- _EXERCISE_: Each line of the listing must be transcribed exactly, except for the images, which should be excluded.

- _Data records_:

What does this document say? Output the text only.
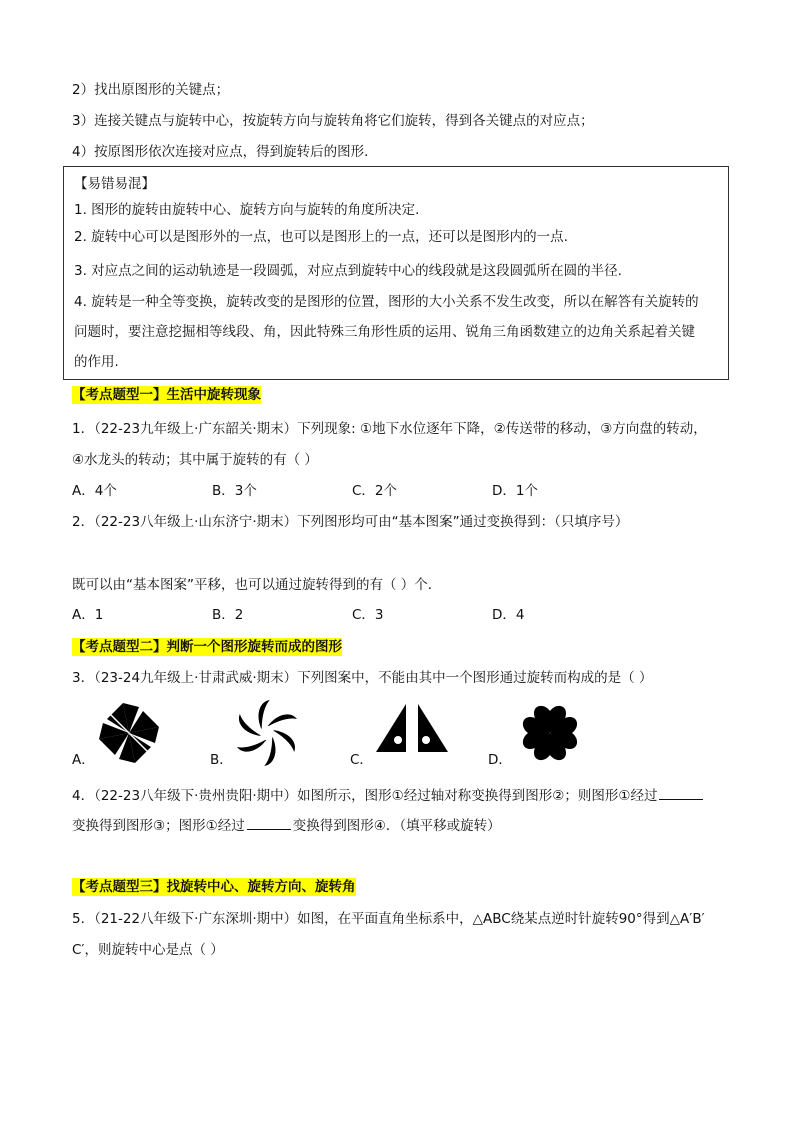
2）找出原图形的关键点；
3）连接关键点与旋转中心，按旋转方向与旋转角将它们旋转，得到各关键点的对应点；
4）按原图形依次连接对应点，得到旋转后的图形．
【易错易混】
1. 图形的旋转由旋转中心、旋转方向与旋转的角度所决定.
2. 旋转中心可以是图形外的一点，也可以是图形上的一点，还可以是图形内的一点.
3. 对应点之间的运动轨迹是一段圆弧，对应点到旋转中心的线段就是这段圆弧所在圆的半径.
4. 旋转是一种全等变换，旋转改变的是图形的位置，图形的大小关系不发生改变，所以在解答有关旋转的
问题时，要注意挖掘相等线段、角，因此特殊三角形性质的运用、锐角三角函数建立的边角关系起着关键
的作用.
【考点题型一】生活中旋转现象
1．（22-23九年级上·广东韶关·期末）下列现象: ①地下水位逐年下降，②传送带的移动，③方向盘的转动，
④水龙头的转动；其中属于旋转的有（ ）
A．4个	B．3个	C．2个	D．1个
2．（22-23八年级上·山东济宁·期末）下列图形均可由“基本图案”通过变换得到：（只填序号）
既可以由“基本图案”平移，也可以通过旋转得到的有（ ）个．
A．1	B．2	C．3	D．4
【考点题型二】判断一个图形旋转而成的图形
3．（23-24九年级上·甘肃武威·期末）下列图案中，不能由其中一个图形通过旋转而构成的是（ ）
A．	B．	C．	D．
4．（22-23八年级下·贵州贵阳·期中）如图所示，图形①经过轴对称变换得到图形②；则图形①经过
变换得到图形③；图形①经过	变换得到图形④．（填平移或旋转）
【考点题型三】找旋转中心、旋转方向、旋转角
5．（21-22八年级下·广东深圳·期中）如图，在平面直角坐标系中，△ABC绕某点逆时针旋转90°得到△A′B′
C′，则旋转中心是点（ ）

- _THE SOLUTION_:
What does this document say? Output the text only.
2）找出原图形的关键点；
3）连接关键点与旋转中心，按旋转方向与旋转角将它们旋转，得到各关键点的对应点；
4）按原图形依次连接对应点，得到旋转后的图形．
【易错易混】
1. 图形的旋转由旋转中心、旋转方向与旋转的角度所决定.
2. 旋转中心可以是图形外的一点，也可以是图形上的一点，还可以是图形内的一点.
3. 对应点之间的运动轨迹是一段圆弧，对应点到旋转中心的线段就是这段圆弧所在圆的半径.
4. 旋转是一种全等变换，旋转改变的是图形的位置，图形的大小关系不发生改变，所以在解答有关旋转的
问题时，要注意挖掘相等线段、角，因此特殊三角形性质的运用、锐角三角函数建立的边角关系起着关键
的作用.
【考点题型一】生活中旋转现象
1．（22-23九年级上·广东韶关·期末）下列现象: ①地下水位逐年下降，②传送带的移动，③方向盘的转动，
④水龙头的转动；其中属于旋转的有（ ）
A．4个	B．3个	C．2个	D．1个
2．（22-23八年级上·山东济宁·期末）下列图形均可由“基本图案”通过变换得到：（只填序号）
既可以由“基本图案”平移，也可以通过旋转得到的有（ ）个．
A．1	B．2	C．3	D．4
【考点题型二】判断一个图形旋转而成的图形
3．（23-24九年级上·甘肃武威·期末）下列图案中，不能由其中一个图形通过旋转而构成的是（ ）
A．	B．	C．	D．
4．（22-23八年级下·贵州贵阳·期中）如图所示，图形①经过轴对称变换得到图形②；则图形①经过
变换得到图形③；图形①经过	变换得到图形④．（填平移或旋转）
【考点题型三】找旋转中心、旋转方向、旋转角
5．（21-22八年级下·广东深圳·期中）如图，在平面直角坐标系中，△ABC绕某点逆时针旋转90°得到△A′B′
C′，则旋转中心是点（ ）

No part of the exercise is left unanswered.